**DATA PROVIDED:**
========
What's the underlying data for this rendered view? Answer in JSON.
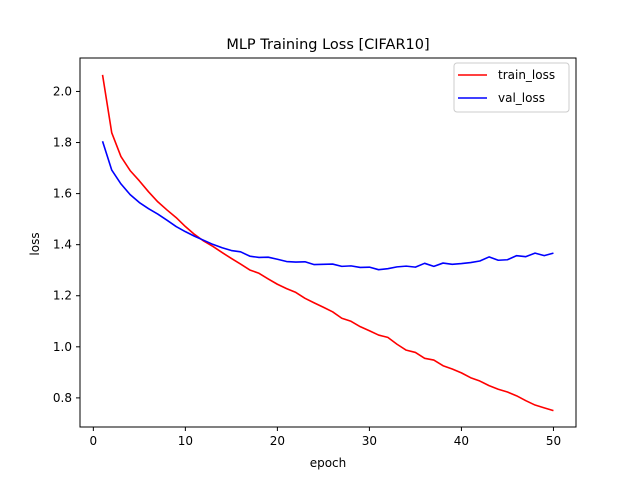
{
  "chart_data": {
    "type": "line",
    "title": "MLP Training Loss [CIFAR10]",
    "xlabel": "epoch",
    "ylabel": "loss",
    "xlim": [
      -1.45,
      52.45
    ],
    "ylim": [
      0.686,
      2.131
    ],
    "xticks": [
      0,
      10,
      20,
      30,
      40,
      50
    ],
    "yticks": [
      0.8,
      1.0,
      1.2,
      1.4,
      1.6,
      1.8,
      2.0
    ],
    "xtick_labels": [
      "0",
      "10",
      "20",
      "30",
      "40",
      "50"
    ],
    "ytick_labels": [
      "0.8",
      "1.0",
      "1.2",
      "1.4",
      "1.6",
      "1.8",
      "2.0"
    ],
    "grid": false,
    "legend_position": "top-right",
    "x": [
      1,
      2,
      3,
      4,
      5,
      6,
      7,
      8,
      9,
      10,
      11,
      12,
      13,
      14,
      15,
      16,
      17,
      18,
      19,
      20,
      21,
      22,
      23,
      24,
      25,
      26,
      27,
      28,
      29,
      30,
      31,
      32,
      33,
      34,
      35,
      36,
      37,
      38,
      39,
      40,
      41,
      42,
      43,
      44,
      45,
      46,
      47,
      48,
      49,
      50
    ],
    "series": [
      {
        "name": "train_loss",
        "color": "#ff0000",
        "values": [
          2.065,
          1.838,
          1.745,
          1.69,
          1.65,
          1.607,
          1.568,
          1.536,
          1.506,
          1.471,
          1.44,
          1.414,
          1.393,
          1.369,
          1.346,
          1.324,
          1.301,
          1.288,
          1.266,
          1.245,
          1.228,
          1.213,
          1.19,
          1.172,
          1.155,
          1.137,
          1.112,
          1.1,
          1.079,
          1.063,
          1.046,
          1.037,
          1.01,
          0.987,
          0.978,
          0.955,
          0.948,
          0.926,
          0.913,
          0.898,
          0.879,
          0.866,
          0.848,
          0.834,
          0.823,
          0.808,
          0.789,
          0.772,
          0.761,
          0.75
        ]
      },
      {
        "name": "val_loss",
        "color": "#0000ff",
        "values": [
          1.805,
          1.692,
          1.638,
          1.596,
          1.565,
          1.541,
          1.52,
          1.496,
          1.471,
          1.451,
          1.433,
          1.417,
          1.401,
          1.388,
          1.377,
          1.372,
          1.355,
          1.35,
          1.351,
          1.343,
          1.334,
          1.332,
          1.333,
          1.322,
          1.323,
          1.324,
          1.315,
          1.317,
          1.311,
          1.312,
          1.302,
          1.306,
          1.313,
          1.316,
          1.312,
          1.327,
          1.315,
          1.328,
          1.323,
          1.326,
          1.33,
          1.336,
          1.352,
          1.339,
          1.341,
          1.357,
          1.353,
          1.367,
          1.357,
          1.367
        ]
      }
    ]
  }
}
========
**THE REQUEST:**
Reproduce the material word for word, minus the images.

**TASK RESPONSE:**
What's the underlying data for this rendered view? Answer in JSON.
{
  "chart_data": {
    "type": "line",
    "title": "MLP Training Loss [CIFAR10]",
    "xlabel": "epoch",
    "ylabel": "loss",
    "xlim": [
      -1.45,
      52.45
    ],
    "ylim": [
      0.686,
      2.131
    ],
    "xticks": [
      0,
      10,
      20,
      30,
      40,
      50
    ],
    "yticks": [
      0.8,
      1.0,
      1.2,
      1.4,
      1.6,
      1.8,
      2.0
    ],
    "xtick_labels": [
      "0",
      "10",
      "20",
      "30",
      "40",
      "50"
    ],
    "ytick_labels": [
      "0.8",
      "1.0",
      "1.2",
      "1.4",
      "1.6",
      "1.8",
      "2.0"
    ],
    "grid": false,
    "legend_position": "top-right",
    "x": [
      1,
      2,
      3,
      4,
      5,
      6,
      7,
      8,
      9,
      10,
      11,
      12,
      13,
      14,
      15,
      16,
      17,
      18,
      19,
      20,
      21,
      22,
      23,
      24,
      25,
      26,
      27,
      28,
      29,
      30,
      31,
      32,
      33,
      34,
      35,
      36,
      37,
      38,
      39,
      40,
      41,
      42,
      43,
      44,
      45,
      46,
      47,
      48,
      49,
      50
    ],
    "series": [
      {
        "name": "train_loss",
        "color": "#ff0000",
        "values": [
          2.065,
          1.838,
          1.745,
          1.69,
          1.65,
          1.607,
          1.568,
          1.536,
          1.506,
          1.471,
          1.44,
          1.414,
          1.393,
          1.369,
          1.346,
          1.324,
          1.301,
          1.288,
          1.266,
          1.245,
          1.228,
          1.213,
          1.19,
          1.172,
          1.155,
          1.137,
          1.112,
          1.1,
          1.079,
          1.063,
          1.046,
          1.037,
          1.01,
          0.987,
          0.978,
          0.955,
          0.948,
          0.926,
          0.913,
          0.898,
          0.879,
          0.866,
          0.848,
          0.834,
          0.823,
          0.808,
          0.789,
          0.772,
          0.761,
          0.75
        ]
      },
      {
        "name": "val_loss",
        "color": "#0000ff",
        "values": [
          1.805,
          1.692,
          1.638,
          1.596,
          1.565,
          1.541,
          1.52,
          1.496,
          1.471,
          1.451,
          1.433,
          1.417,
          1.401,
          1.388,
          1.377,
          1.372,
          1.355,
          1.35,
          1.351,
          1.343,
          1.334,
          1.332,
          1.333,
          1.322,
          1.323,
          1.324,
          1.315,
          1.317,
          1.311,
          1.312,
          1.302,
          1.306,
          1.313,
          1.316,
          1.312,
          1.327,
          1.315,
          1.328,
          1.323,
          1.326,
          1.33,
          1.336,
          1.352,
          1.339,
          1.341,
          1.357,
          1.353,
          1.367,
          1.357,
          1.367
        ]
      }
    ]
  }
}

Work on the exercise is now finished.